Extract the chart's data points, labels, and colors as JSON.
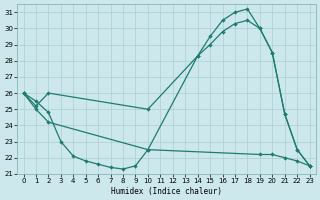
{
  "xlabel": "Humidex (Indice chaleur)",
  "xlim": [
    -0.5,
    23.5
  ],
  "ylim": [
    21,
    31.5
  ],
  "yticks": [
    21,
    22,
    23,
    24,
    25,
    26,
    27,
    28,
    29,
    30,
    31
  ],
  "xticks": [
    0,
    1,
    2,
    3,
    4,
    5,
    6,
    7,
    8,
    9,
    10,
    11,
    12,
    13,
    14,
    15,
    16,
    17,
    18,
    19,
    20,
    21,
    22,
    23
  ],
  "bg_color": "#cce8ec",
  "line_color": "#1e7b70",
  "grid_color": "#aacfd4",
  "curve1_x": [
    0,
    1,
    2,
    10,
    14,
    15,
    16,
    17,
    18,
    19,
    20,
    21,
    22,
    23
  ],
  "curve1_y": [
    26.0,
    25.0,
    24.2,
    22.5,
    28.3,
    29.5,
    30.5,
    31.0,
    31.2,
    30.0,
    28.5,
    24.7,
    22.5,
    21.5
  ],
  "curve2_x": [
    0,
    1,
    2,
    10,
    14,
    15,
    16,
    17,
    18,
    19,
    20,
    21,
    22,
    23
  ],
  "curve2_y": [
    26.0,
    25.2,
    26.0,
    25.0,
    28.3,
    29.0,
    29.8,
    30.3,
    30.5,
    30.0,
    28.5,
    24.7,
    22.5,
    21.5
  ],
  "curve3_x": [
    0,
    1,
    2,
    3,
    4,
    5,
    6,
    7,
    8,
    9,
    10,
    19,
    20,
    21,
    22,
    23
  ],
  "curve3_y": [
    26.0,
    25.5,
    24.8,
    23.0,
    22.1,
    21.8,
    21.6,
    21.4,
    21.3,
    21.5,
    22.5,
    22.2,
    22.2,
    22.0,
    21.8,
    21.5
  ]
}
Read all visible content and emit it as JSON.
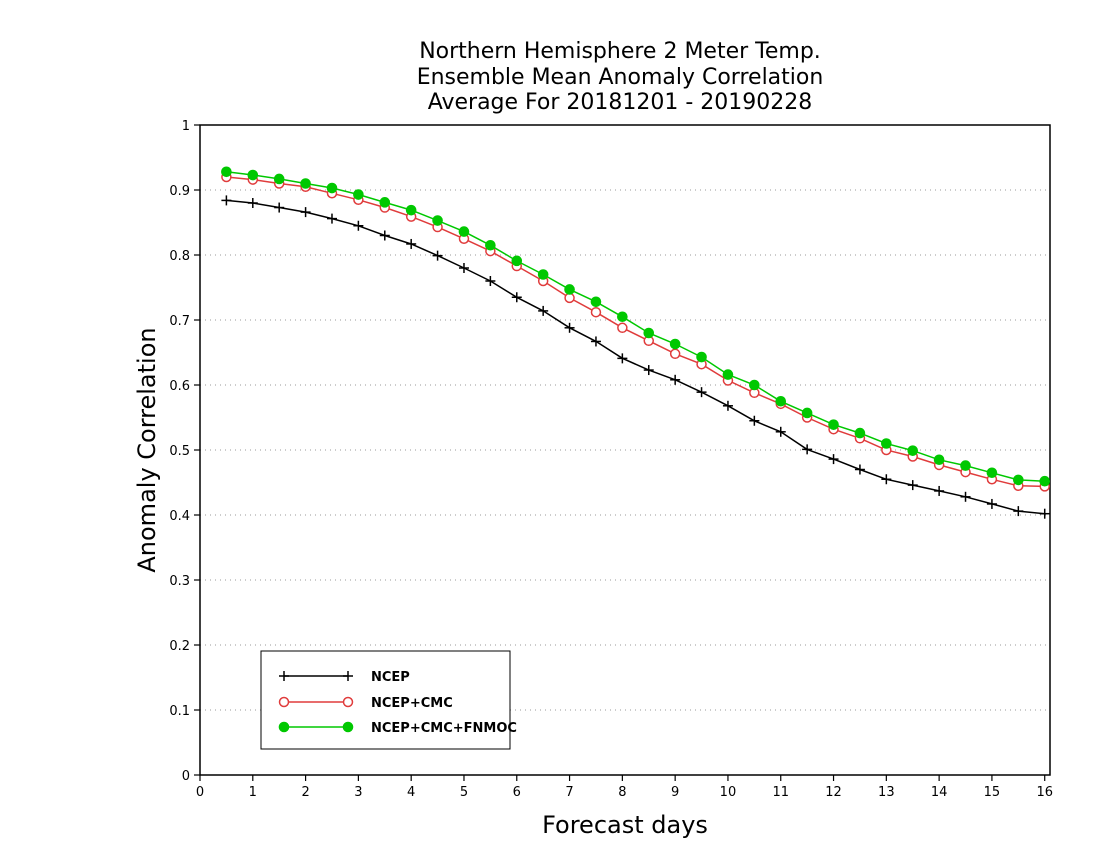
{
  "chart_data": {
    "type": "line",
    "title_lines": [
      "Northern Hemisphere 2 Meter Temp.",
      "Ensemble Mean Anomaly Correlation",
      "Average For 20181201 - 20190228"
    ],
    "xlabel": "Forecast days",
    "ylabel": "Anomaly Correlation",
    "xlim": [
      0,
      16.1
    ],
    "ylim": [
      0,
      1
    ],
    "xticks": [
      0,
      1,
      2,
      3,
      4,
      5,
      6,
      7,
      8,
      9,
      10,
      11,
      12,
      13,
      14,
      15,
      16
    ],
    "yticks": [
      0,
      0.1,
      0.2,
      0.3,
      0.4,
      0.5,
      0.6,
      0.7,
      0.8,
      0.9,
      1
    ],
    "ytick_labels": [
      "0",
      "0.1",
      "0.2",
      "0.3",
      "0.4",
      "0.5",
      "0.6",
      "0.7",
      "0.8",
      "0.9",
      "1"
    ],
    "grid": "horizontal-dotted",
    "legend_position": "bottom-left",
    "x": [
      0.5,
      1,
      1.5,
      2,
      2.5,
      3,
      3.5,
      4,
      4.5,
      5,
      5.5,
      6,
      6.5,
      7,
      7.5,
      8,
      8.5,
      9,
      9.5,
      10,
      10.5,
      11,
      11.5,
      12,
      12.5,
      13,
      13.5,
      14,
      14.5,
      15,
      15.5,
      16
    ],
    "series": [
      {
        "name": "NCEP",
        "color": "#000000",
        "marker": "plus",
        "values": [
          0.884,
          0.88,
          0.873,
          0.866,
          0.856,
          0.845,
          0.83,
          0.817,
          0.799,
          0.78,
          0.76,
          0.735,
          0.714,
          0.688,
          0.667,
          0.641,
          0.623,
          0.608,
          0.589,
          0.568,
          0.545,
          0.528,
          0.501,
          0.486,
          0.47,
          0.455,
          0.446,
          0.437,
          0.428,
          0.417,
          0.406,
          0.402
        ]
      },
      {
        "name": "NCEP+CMC",
        "color": "#e03c3c",
        "marker": "open-circle",
        "values": [
          0.92,
          0.916,
          0.91,
          0.905,
          0.895,
          0.885,
          0.873,
          0.859,
          0.843,
          0.825,
          0.806,
          0.783,
          0.76,
          0.734,
          0.712,
          0.688,
          0.668,
          0.648,
          0.632,
          0.607,
          0.588,
          0.571,
          0.55,
          0.532,
          0.518,
          0.5,
          0.49,
          0.477,
          0.466,
          0.455,
          0.445,
          0.444
        ]
      },
      {
        "name": "NCEP+CMC+FNMOC",
        "color": "#00c800",
        "marker": "filled-circle",
        "values": [
          0.928,
          0.923,
          0.917,
          0.91,
          0.903,
          0.893,
          0.881,
          0.869,
          0.853,
          0.836,
          0.815,
          0.791,
          0.77,
          0.747,
          0.728,
          0.705,
          0.68,
          0.663,
          0.643,
          0.616,
          0.6,
          0.575,
          0.557,
          0.539,
          0.526,
          0.51,
          0.499,
          0.485,
          0.476,
          0.465,
          0.454,
          0.452
        ]
      }
    ]
  }
}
::::
→ **Task description**
Go through the data above and transcribe it in full, omitting any image.

→ **The answer**
Extract the chart's data points, labels, and colors as JSON.
{
  "xlabel": "Humidex (Indice chaleur)",
  "xlim": [
    -0.5,
    23.5
  ],
  "ylim": [
    21,
    31.5
  ],
  "yticks": [
    21,
    22,
    23,
    24,
    25,
    26,
    27,
    28,
    29,
    30,
    31
  ],
  "xticks": [
    0,
    1,
    2,
    3,
    4,
    5,
    6,
    7,
    8,
    9,
    10,
    11,
    12,
    13,
    14,
    15,
    16,
    17,
    18,
    19,
    20,
    21,
    22,
    23
  ],
  "bg_color": "#cce8ec",
  "line_color": "#1e7b70",
  "grid_color": "#aacfd4",
  "curve1_x": [
    0,
    1,
    2,
    10,
    14,
    15,
    16,
    17,
    18,
    19,
    20,
    21,
    22,
    23
  ],
  "curve1_y": [
    26.0,
    25.0,
    24.2,
    22.5,
    28.3,
    29.5,
    30.5,
    31.0,
    31.2,
    30.0,
    28.5,
    24.7,
    22.5,
    21.5
  ],
  "curve2_x": [
    0,
    1,
    2,
    10,
    14,
    15,
    16,
    17,
    18,
    19,
    20,
    21,
    22,
    23
  ],
  "curve2_y": [
    26.0,
    25.2,
    26.0,
    25.0,
    28.3,
    29.0,
    29.8,
    30.3,
    30.5,
    30.0,
    28.5,
    24.7,
    22.5,
    21.5
  ],
  "curve3_x": [
    0,
    1,
    2,
    3,
    4,
    5,
    6,
    7,
    8,
    9,
    10,
    19,
    20,
    21,
    22,
    23
  ],
  "curve3_y": [
    26.0,
    25.5,
    24.8,
    23.0,
    22.1,
    21.8,
    21.6,
    21.4,
    21.3,
    21.5,
    22.5,
    22.2,
    22.2,
    22.0,
    21.8,
    21.5
  ]
}
Read all visible content and emit it as JSON.
{
  "chart_data": {
    "type": "line",
    "title_lines": [
      "Northern Hemisphere 2 Meter Temp.",
      "Ensemble Mean Anomaly Correlation",
      "Average For 20181201 - 20190228"
    ],
    "xlabel": "Forecast days",
    "ylabel": "Anomaly Correlation",
    "xlim": [
      0,
      16.1
    ],
    "ylim": [
      0,
      1
    ],
    "xticks": [
      0,
      1,
      2,
      3,
      4,
      5,
      6,
      7,
      8,
      9,
      10,
      11,
      12,
      13,
      14,
      15,
      16
    ],
    "yticks": [
      0,
      0.1,
      0.2,
      0.3,
      0.4,
      0.5,
      0.6,
      0.7,
      0.8,
      0.9,
      1
    ],
    "ytick_labels": [
      "0",
      "0.1",
      "0.2",
      "0.3",
      "0.4",
      "0.5",
      "0.6",
      "0.7",
      "0.8",
      "0.9",
      "1"
    ],
    "grid": "horizontal-dotted",
    "legend_position": "bottom-left",
    "x": [
      0.5,
      1,
      1.5,
      2,
      2.5,
      3,
      3.5,
      4,
      4.5,
      5,
      5.5,
      6,
      6.5,
      7,
      7.5,
      8,
      8.5,
      9,
      9.5,
      10,
      10.5,
      11,
      11.5,
      12,
      12.5,
      13,
      13.5,
      14,
      14.5,
      15,
      15.5,
      16
    ],
    "series": [
      {
        "name": "NCEP",
        "color": "#000000",
        "marker": "plus",
        "values": [
          0.884,
          0.88,
          0.873,
          0.866,
          0.856,
          0.845,
          0.83,
          0.817,
          0.799,
          0.78,
          0.76,
          0.735,
          0.714,
          0.688,
          0.667,
          0.641,
          0.623,
          0.608,
          0.589,
          0.568,
          0.545,
          0.528,
          0.501,
          0.486,
          0.47,
          0.455,
          0.446,
          0.437,
          0.428,
          0.417,
          0.406,
          0.402
        ]
      },
      {
        "name": "NCEP+CMC",
        "color": "#e03c3c",
        "marker": "open-circle",
        "values": [
          0.92,
          0.916,
          0.91,
          0.905,
          0.895,
          0.885,
          0.873,
          0.859,
          0.843,
          0.825,
          0.806,
          0.783,
          0.76,
          0.734,
          0.712,
          0.688,
          0.668,
          0.648,
          0.632,
          0.607,
          0.588,
          0.571,
          0.55,
          0.532,
          0.518,
          0.5,
          0.49,
          0.477,
          0.466,
          0.455,
          0.445,
          0.444
        ]
      },
      {
        "name": "NCEP+CMC+FNMOC",
        "color": "#00c800",
        "marker": "filled-circle",
        "values": [
          0.928,
          0.923,
          0.917,
          0.91,
          0.903,
          0.893,
          0.881,
          0.869,
          0.853,
          0.836,
          0.815,
          0.791,
          0.77,
          0.747,
          0.728,
          0.705,
          0.68,
          0.663,
          0.643,
          0.616,
          0.6,
          0.575,
          0.557,
          0.539,
          0.526,
          0.51,
          0.499,
          0.485,
          0.476,
          0.465,
          0.454,
          0.452
        ]
      }
    ]
  }
}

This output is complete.